● **WHAT IS EXPECTED**: Report only how many lines hold the word "data".

● **INFORMATION PROVIDED**:
/---

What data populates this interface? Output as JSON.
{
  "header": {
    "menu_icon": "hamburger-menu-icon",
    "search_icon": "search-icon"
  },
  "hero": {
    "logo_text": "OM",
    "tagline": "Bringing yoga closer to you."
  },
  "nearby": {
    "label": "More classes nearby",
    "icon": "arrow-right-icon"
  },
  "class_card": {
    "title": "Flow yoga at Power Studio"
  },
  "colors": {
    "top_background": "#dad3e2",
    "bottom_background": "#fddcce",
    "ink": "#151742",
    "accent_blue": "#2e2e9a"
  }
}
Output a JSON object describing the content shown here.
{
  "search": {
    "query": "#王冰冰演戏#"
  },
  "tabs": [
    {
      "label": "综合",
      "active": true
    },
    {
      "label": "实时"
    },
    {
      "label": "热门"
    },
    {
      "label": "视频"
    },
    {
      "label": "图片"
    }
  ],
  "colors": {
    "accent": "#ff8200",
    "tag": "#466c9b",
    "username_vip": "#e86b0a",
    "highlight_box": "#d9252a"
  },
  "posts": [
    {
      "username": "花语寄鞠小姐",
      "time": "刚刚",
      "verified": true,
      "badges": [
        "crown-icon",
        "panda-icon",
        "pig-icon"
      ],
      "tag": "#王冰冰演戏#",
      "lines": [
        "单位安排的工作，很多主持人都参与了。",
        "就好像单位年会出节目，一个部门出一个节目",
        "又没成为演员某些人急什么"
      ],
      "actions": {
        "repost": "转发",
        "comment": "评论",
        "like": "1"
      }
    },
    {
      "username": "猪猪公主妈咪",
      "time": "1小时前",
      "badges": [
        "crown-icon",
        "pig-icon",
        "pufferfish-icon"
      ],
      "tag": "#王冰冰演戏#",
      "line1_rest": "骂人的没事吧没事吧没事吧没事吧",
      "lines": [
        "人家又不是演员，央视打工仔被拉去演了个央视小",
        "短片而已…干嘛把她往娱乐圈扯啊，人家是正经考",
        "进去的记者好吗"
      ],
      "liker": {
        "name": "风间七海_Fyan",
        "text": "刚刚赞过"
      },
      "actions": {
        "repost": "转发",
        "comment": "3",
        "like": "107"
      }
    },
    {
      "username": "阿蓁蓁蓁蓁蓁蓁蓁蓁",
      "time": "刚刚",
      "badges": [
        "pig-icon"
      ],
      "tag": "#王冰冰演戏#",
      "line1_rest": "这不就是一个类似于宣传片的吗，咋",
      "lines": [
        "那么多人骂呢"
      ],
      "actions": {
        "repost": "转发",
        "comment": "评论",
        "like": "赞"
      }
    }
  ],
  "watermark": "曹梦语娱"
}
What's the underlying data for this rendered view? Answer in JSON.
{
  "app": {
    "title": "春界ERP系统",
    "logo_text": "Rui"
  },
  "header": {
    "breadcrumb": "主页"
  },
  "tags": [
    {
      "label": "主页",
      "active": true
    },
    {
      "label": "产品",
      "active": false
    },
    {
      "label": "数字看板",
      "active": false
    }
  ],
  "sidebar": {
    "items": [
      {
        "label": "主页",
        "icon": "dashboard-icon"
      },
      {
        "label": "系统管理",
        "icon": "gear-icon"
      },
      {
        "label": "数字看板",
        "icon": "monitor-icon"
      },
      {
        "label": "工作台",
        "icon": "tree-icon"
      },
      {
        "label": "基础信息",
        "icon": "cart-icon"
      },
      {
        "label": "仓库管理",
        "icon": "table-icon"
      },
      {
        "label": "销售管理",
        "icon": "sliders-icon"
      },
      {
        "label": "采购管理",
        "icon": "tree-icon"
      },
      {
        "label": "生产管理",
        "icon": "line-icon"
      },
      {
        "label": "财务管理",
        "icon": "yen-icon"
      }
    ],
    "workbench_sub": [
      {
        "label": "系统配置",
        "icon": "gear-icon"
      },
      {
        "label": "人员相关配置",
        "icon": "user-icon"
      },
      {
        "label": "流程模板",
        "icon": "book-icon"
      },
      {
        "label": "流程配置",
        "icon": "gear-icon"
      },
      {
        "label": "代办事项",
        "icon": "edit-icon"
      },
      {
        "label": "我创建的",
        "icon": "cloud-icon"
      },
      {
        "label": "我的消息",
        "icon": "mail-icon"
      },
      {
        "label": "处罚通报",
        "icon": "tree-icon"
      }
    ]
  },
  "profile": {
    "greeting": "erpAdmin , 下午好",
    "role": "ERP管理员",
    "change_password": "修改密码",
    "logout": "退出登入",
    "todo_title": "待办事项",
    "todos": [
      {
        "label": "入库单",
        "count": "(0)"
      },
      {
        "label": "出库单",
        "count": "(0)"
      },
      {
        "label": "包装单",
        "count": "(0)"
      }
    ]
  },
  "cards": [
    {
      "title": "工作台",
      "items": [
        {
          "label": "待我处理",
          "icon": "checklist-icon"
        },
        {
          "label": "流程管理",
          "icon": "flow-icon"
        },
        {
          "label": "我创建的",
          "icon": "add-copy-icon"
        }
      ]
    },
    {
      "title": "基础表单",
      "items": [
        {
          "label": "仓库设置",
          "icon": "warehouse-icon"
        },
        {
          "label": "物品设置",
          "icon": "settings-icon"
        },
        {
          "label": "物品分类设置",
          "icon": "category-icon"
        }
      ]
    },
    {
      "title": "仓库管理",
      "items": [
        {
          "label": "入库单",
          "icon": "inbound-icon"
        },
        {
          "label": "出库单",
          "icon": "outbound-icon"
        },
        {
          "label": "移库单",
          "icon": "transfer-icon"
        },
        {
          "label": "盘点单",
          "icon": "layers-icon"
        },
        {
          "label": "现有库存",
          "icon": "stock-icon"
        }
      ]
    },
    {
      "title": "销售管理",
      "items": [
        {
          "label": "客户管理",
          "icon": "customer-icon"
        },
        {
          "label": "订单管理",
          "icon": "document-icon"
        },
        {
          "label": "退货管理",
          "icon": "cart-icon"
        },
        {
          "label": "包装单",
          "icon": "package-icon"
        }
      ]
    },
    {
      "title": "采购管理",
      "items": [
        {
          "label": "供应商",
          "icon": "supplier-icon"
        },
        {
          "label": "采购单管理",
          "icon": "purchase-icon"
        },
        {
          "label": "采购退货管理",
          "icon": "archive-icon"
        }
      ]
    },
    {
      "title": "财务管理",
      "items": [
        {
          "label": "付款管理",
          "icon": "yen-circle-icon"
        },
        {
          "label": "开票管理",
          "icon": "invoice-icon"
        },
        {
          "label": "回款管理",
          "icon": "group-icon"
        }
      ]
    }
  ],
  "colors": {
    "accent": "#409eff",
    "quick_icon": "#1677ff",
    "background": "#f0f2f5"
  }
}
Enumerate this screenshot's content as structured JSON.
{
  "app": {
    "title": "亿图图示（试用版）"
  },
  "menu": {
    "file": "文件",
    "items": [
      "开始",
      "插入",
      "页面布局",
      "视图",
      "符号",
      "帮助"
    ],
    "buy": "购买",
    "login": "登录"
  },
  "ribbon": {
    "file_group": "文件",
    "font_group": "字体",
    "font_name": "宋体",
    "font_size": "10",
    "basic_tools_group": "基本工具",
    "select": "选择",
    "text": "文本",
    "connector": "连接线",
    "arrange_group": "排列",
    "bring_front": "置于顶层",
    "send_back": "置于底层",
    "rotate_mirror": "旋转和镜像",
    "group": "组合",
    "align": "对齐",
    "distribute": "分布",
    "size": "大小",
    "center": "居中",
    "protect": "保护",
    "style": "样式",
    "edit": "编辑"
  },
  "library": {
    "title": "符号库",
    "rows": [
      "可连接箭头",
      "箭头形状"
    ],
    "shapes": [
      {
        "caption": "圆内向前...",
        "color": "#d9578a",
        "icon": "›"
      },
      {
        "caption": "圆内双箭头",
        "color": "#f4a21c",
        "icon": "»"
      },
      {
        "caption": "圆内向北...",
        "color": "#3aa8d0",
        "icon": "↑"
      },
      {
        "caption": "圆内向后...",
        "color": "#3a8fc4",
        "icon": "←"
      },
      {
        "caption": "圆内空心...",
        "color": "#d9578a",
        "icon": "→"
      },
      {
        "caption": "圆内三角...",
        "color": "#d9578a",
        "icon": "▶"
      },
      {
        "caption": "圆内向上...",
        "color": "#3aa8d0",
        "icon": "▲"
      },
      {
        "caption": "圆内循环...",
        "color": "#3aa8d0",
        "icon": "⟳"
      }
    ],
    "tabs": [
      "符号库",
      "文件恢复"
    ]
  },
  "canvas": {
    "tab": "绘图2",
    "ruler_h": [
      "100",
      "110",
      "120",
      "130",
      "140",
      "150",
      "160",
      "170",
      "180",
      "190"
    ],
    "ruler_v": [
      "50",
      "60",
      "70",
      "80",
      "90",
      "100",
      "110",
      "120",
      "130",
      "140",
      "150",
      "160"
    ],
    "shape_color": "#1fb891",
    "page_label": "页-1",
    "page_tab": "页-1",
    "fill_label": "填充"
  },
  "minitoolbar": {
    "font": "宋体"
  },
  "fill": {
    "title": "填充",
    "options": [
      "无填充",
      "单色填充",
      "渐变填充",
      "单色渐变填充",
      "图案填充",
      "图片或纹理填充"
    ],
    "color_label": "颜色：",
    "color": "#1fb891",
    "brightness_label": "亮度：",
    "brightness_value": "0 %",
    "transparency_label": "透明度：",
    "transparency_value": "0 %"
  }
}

\---

● **TASK OUTPUT**: 2